* _EXERCISE_:
Format the lines below as a Markdown table with the columns "Row" and "Line", numbering each line in order and omitting blank lines.

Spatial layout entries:

-- Begin --

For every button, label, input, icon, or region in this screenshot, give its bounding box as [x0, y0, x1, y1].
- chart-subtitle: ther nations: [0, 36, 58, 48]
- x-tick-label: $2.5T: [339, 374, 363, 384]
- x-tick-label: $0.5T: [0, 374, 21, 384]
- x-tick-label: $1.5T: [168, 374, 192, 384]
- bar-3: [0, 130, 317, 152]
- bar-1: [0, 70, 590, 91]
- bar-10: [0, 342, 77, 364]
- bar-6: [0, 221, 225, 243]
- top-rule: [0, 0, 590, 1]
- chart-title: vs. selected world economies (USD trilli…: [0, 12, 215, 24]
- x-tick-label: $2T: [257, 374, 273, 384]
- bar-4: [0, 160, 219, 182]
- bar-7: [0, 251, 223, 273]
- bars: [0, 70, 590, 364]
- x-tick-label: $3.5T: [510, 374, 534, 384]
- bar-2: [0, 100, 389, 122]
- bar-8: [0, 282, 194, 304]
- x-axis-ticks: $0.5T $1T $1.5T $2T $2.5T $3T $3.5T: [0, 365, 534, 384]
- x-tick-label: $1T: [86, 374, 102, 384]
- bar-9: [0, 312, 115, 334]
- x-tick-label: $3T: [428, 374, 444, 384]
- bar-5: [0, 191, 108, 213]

-- End --

* _CORRECT RESULT_:
| Row | Line |
|---|---|
| 1 | For every button, label, input, icon, or region in this screenshot, give its bounding box as [x0, y0, x1, y1]. |
| 2 | - chart-subtitle: ther nations: [0, 36, 58, 48] |
| 3 | - x-tick-label: $2.5T: [339, 374, 363, 384] |
| 4 | - x-tick-label: $0.5T: [0, 374, 21, 384] |
| 5 | - x-tick-label: $1.5T: [168, 374, 192, 384] |
| 6 | - bar-3: [0, 130, 317, 152] |
| 7 | - bar-1: [0, 70, 590, 91] |
| 8 | - bar-10: [0, 342, 77, 364] |
| 9 | - bar-6: [0, 221, 225, 243] |
| 10 | - top-rule: [0, 0, 590, 1] |
| 11 | - chart-title: vs. selected world economies (USD trilli…: [0, 12, 215, 24] |
| 12 | - x-tick-label: $2T: [257, 374, 273, 384] |
| 13 | - bar-4: [0, 160, 219, 182] |
| 14 | - bar-7: [0, 251, 223, 273] |
| 15 | - bars: [0, 70, 590, 364] |
| 16 | - x-tick-label: $3.5T: [510, 374, 534, 384] |
| 17 | - bar-2: [0, 100, 389, 122] |
| 18 | - bar-8: [0, 282, 194, 304] |
| 19 | - x-axis-ticks: $0.5T $1T $1.5T $2T $2.5T $3T $3.5T: [0, 365, 534, 384] |
| 20 | - x-tick-label: $1T: [86, 374, 102, 384] |
| 21 | - bar-9: [0, 312, 115, 334] |
| 22 | - x-tick-label: $3T: [428, 374, 444, 384] |
| 23 | - bar-5: [0, 191, 108, 213] |